WHAT IS NEEDED: Which lines in the material below contain the word "JSON"? Copy each of them.
──────────
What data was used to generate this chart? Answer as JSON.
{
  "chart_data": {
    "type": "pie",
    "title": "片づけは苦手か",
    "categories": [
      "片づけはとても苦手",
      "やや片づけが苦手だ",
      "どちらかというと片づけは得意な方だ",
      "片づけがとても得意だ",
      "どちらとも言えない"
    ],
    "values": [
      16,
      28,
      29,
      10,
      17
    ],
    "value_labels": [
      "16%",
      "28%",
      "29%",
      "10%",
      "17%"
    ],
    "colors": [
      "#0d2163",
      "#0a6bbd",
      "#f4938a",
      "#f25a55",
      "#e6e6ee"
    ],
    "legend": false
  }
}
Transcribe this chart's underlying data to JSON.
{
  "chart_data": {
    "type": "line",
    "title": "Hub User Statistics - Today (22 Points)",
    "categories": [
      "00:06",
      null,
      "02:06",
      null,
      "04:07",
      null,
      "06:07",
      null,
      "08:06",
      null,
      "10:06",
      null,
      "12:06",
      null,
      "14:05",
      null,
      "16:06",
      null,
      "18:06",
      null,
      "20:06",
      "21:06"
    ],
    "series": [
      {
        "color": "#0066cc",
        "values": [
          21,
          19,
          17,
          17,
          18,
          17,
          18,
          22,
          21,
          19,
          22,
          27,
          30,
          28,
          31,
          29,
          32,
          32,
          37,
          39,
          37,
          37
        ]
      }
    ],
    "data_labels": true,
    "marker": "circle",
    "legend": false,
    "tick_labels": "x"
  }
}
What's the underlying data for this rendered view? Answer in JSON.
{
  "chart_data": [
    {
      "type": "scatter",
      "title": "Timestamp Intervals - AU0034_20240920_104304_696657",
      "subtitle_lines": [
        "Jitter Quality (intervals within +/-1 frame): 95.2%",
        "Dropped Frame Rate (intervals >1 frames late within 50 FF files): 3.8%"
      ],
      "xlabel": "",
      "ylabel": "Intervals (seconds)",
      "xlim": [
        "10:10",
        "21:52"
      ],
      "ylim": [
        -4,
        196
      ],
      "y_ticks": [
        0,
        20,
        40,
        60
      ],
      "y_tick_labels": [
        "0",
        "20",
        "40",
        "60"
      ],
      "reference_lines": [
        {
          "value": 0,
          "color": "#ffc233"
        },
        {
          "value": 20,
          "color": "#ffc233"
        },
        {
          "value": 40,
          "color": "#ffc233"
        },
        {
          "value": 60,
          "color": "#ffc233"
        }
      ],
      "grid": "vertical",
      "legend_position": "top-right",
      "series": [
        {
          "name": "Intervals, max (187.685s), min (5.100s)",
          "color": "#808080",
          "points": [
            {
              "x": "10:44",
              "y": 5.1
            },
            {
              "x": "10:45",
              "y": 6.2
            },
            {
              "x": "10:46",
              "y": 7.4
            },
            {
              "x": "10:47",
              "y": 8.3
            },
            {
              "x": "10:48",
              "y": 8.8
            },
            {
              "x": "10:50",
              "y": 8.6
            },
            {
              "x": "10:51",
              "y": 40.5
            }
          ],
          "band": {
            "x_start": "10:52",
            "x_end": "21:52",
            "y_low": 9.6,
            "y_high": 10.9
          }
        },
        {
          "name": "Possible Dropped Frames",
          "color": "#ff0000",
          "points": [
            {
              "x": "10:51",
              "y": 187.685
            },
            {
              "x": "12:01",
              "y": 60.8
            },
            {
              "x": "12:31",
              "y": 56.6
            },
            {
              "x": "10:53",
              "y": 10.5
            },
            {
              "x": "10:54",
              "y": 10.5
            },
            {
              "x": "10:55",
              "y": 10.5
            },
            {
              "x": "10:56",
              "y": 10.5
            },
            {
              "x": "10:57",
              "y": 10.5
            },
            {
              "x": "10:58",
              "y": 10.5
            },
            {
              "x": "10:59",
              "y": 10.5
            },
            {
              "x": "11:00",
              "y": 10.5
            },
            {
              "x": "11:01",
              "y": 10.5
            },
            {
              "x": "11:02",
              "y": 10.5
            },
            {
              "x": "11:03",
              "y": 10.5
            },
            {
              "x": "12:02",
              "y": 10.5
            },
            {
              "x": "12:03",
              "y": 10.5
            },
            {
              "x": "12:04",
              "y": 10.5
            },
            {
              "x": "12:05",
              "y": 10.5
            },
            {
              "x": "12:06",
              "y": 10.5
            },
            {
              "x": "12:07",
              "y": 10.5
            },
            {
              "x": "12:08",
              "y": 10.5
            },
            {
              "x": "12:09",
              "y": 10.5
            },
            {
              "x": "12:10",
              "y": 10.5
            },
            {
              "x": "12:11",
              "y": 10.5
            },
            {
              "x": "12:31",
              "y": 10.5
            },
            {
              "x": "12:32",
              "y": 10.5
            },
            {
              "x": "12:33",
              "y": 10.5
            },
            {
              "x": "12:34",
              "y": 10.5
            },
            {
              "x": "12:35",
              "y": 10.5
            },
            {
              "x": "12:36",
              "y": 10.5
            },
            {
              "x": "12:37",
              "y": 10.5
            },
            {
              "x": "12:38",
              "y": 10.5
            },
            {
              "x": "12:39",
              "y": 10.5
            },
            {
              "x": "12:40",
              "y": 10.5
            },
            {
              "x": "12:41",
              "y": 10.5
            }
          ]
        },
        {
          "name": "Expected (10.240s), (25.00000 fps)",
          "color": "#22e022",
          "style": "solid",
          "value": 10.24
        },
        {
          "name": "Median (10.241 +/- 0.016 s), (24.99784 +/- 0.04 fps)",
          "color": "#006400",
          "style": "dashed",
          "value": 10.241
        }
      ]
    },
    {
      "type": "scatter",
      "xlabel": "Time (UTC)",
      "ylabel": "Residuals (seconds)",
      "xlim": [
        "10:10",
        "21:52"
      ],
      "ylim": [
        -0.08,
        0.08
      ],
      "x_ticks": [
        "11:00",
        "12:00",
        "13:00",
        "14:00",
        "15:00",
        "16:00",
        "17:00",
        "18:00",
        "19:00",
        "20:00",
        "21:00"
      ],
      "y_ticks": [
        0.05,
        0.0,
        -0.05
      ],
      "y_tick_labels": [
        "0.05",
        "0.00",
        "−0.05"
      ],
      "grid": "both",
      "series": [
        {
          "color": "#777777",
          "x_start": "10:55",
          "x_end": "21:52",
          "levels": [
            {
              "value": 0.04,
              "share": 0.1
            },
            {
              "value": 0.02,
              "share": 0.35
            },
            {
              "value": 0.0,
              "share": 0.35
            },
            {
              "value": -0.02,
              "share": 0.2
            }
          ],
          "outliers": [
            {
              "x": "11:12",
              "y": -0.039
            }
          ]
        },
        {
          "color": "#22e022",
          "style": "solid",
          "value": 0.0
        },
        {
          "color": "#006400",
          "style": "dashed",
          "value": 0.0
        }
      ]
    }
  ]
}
──────────
ANSWER TO THIS PROBLEM:
What data was used to generate this chart? Answer as JSON.
Transcribe this chart's underlying data to JSON.
What's the underlying data for this rendered view? Answer in JSON.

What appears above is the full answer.